Records contained in a dataset =
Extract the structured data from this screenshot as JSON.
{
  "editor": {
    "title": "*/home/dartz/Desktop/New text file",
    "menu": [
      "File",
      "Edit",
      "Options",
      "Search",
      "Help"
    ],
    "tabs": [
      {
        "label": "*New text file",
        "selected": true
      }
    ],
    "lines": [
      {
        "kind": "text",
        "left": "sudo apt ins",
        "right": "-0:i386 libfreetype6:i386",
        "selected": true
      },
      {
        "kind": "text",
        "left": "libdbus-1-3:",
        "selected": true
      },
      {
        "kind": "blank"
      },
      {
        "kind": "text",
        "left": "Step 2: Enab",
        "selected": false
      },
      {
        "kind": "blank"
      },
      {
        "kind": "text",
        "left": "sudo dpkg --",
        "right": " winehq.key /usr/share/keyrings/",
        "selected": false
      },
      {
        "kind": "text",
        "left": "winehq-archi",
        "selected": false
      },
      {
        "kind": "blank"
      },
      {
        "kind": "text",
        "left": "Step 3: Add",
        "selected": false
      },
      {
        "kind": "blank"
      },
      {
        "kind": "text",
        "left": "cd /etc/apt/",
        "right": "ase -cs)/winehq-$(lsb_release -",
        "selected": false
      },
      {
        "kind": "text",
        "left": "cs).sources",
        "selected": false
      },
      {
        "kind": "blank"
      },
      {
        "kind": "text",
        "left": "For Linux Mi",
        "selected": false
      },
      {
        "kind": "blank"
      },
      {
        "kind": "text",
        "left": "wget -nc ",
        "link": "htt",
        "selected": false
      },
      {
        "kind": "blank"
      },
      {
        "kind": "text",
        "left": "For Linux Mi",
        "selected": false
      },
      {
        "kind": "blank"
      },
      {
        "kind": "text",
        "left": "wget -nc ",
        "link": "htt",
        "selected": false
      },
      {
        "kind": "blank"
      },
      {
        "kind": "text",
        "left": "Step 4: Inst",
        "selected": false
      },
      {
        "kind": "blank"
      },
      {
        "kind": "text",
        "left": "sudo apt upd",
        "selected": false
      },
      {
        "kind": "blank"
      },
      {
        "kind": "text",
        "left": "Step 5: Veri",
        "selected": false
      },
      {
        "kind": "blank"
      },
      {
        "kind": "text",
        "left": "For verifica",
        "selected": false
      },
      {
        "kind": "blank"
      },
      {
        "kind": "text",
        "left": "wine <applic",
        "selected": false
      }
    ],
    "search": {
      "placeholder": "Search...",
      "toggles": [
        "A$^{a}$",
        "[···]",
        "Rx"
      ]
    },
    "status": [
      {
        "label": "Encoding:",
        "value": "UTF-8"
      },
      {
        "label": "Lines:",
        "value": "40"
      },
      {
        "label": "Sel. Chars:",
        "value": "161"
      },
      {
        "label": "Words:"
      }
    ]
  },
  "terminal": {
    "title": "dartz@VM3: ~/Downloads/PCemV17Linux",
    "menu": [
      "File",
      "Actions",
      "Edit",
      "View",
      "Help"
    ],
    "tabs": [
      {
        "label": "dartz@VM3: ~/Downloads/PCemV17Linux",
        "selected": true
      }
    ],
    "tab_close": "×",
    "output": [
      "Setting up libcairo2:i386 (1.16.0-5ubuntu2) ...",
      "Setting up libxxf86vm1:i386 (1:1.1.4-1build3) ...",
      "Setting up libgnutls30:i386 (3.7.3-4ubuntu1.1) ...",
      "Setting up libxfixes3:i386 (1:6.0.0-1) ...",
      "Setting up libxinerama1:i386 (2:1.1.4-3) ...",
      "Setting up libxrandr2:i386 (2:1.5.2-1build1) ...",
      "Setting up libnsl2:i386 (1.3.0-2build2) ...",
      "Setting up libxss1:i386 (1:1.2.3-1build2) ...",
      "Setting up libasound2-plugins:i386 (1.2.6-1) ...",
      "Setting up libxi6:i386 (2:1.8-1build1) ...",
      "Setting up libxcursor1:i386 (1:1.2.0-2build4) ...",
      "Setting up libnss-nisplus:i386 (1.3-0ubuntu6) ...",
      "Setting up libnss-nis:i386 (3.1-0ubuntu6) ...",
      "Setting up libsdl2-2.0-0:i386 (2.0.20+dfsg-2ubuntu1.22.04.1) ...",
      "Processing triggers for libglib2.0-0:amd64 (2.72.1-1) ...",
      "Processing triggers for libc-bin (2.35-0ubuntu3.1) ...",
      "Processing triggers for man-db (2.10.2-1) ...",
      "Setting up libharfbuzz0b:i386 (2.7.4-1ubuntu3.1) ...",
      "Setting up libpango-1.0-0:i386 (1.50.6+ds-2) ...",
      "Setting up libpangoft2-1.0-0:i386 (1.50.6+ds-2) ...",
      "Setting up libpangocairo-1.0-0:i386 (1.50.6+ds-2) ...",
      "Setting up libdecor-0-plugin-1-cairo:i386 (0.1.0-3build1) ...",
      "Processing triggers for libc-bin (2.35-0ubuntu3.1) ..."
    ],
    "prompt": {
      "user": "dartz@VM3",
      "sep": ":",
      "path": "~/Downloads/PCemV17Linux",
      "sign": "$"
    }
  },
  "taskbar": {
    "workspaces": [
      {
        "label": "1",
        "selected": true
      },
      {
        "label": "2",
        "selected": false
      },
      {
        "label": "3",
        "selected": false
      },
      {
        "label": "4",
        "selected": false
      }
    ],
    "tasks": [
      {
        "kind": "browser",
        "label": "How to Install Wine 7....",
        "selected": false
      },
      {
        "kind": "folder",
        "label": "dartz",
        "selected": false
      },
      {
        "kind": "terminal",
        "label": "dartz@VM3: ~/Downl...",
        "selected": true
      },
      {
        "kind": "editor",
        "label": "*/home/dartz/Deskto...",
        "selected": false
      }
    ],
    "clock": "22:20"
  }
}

WHAT TO DO = Extract, word for word, each line of the listing above.

ANSWER FOR THE TASK =
Extract the structured data from this screenshot as JSON.
{
  "editor": {
    "title": "*/home/dartz/Desktop/New text file",
    "menu": [
      "File",
      "Edit",
      "Options",
      "Search",
      "Help"
    ],
    "tabs": [
      {
        "label": "*New text file",
        "selected": true
      }
    ],
    "lines": [
      {
        "kind": "text",
        "left": "sudo apt ins",
        "right": "-0:i386 libfreetype6:i386",
        "selected": true
      },
      {
        "kind": "text",
        "left": "libdbus-1-3:",
        "selected": true
      },
      {
        "kind": "blank"
      },
      {
        "kind": "text",
        "left": "Step 2: Enab",
        "selected": false
      },
      {
        "kind": "blank"
      },
      {
        "kind": "text",
        "left": "sudo dpkg --",
        "right": " winehq.key /usr/share/keyrings/",
        "selected": false
      },
      {
        "kind": "text",
        "left": "winehq-archi",
        "selected": false
      },
      {
        "kind": "blank"
      },
      {
        "kind": "text",
        "left": "Step 3: Add",
        "selected": false
      },
      {
        "kind": "blank"
      },
      {
        "kind": "text",
        "left": "cd /etc/apt/",
        "right": "ase -cs)/winehq-$(lsb_release -",
        "selected": false
      },
      {
        "kind": "text",
        "left": "cs).sources",
        "selected": false
      },
      {
        "kind": "blank"
      },
      {
        "kind": "text",
        "left": "For Linux Mi",
        "selected": false
      },
      {
        "kind": "blank"
      },
      {
        "kind": "text",
        "left": "wget -nc ",
        "link": "htt",
        "selected": false
      },
      {
        "kind": "blank"
      },
      {
        "kind": "text",
        "left": "For Linux Mi",
        "selected": false
      },
      {
        "kind": "blank"
      },
      {
        "kind": "text",
        "left": "wget -nc ",
        "link": "htt",
        "selected": false
      },
      {
        "kind": "blank"
      },
      {
        "kind": "text",
        "left": "Step 4: Inst",
        "selected": false
      },
      {
        "kind": "blank"
      },
      {
        "kind": "text",
        "left": "sudo apt upd",
        "selected": false
      },
      {
        "kind": "blank"
      },
      {
        "kind": "text",
        "left": "Step 5: Veri",
        "selected": false
      },
      {
        "kind": "blank"
      },
      {
        "kind": "text",
        "left": "For verifica",
        "selected": false
      },
      {
        "kind": "blank"
      },
      {
        "kind": "text",
        "left": "wine <applic",
        "selected": false
      }
    ],
    "search": {
      "placeholder": "Search...",
      "toggles": [
        "A$^{a}$",
        "[···]",
        "Rx"
      ]
    },
    "status": [
      {
        "label": "Encoding:",
        "value": "UTF-8"
      },
      {
        "label": "Lines:",
        "value": "40"
      },
      {
        "label": "Sel. Chars:",
        "value": "161"
      },
      {
        "label": "Words:"
      }
    ]
  },
  "terminal": {
    "title": "dartz@VM3: ~/Downloads/PCemV17Linux",
    "menu": [
      "File",
      "Actions",
      "Edit",
      "View",
      "Help"
    ],
    "tabs": [
      {
        "label": "dartz@VM3: ~/Downloads/PCemV17Linux",
        "selected": true
      }
    ],
    "tab_close": "×",
    "output": [
      "Setting up libcairo2:i386 (1.16.0-5ubuntu2) ...",
      "Setting up libxxf86vm1:i386 (1:1.1.4-1build3) ...",
      "Setting up libgnutls30:i386 (3.7.3-4ubuntu1.1) ...",
      "Setting up libxfixes3:i386 (1:6.0.0-1) ...",
      "Setting up libxinerama1:i386 (2:1.1.4-3) ...",
      "Setting up libxrandr2:i386 (2:1.5.2-1build1) ...",
      "Setting up libnsl2:i386 (1.3.0-2build2) ...",
      "Setting up libxss1:i386 (1:1.2.3-1build2) ...",
      "Setting up libasound2-plugins:i386 (1.2.6-1) ...",
      "Setting up libxi6:i386 (2:1.8-1build1) ...",
      "Setting up libxcursor1:i386 (1:1.2.0-2build4) ...",
      "Setting up libnss-nisplus:i386 (1.3-0ubuntu6) ...",
      "Setting up libnss-nis:i386 (3.1-0ubuntu6) ...",
      "Setting up libsdl2-2.0-0:i386 (2.0.20+dfsg-2ubuntu1.22.04.1) ...",
      "Processing triggers for libglib2.0-0:amd64 (2.72.1-1) ...",
      "Processing triggers for libc-bin (2.35-0ubuntu3.1) ...",
      "Processing triggers for man-db (2.10.2-1) ...",
      "Setting up libharfbuzz0b:i386 (2.7.4-1ubuntu3.1) ...",
      "Setting up libpango-1.0-0:i386 (1.50.6+ds-2) ...",
      "Setting up libpangoft2-1.0-0:i386 (1.50.6+ds-2) ...",
      "Setting up libpangocairo-1.0-0:i386 (1.50.6+ds-2) ...",
      "Setting up libdecor-0-plugin-1-cairo:i386 (0.1.0-3build1) ...",
      "Processing triggers for libc-bin (2.35-0ubuntu3.1) ..."
    ],
    "prompt": {
      "user": "dartz@VM3",
      "sep": ":",
      "path": "~/Downloads/PCemV17Linux",
      "sign": "$"
    }
  },
  "taskbar": {
    "workspaces": [
      {
        "label": "1",
        "selected": true
      },
      {
        "label": "2",
        "selected": false
      },
      {
        "label": "3",
        "selected": false
      },
      {
        "label": "4",
        "selected": false
      }
    ],
    "tasks": [
      {
        "kind": "browser",
        "label": "How to Install Wine 7....",
        "selected": false
      },
      {
        "kind": "folder",
        "label": "dartz",
        "selected": false
      },
      {
        "kind": "terminal",
        "label": "dartz@VM3: ~/Downl...",
        "selected": true
      },
      {
        "kind": "editor",
        "label": "*/home/dartz/Deskto...",
        "selected": false
      }
    ],
    "clock": "22:20"
  }
}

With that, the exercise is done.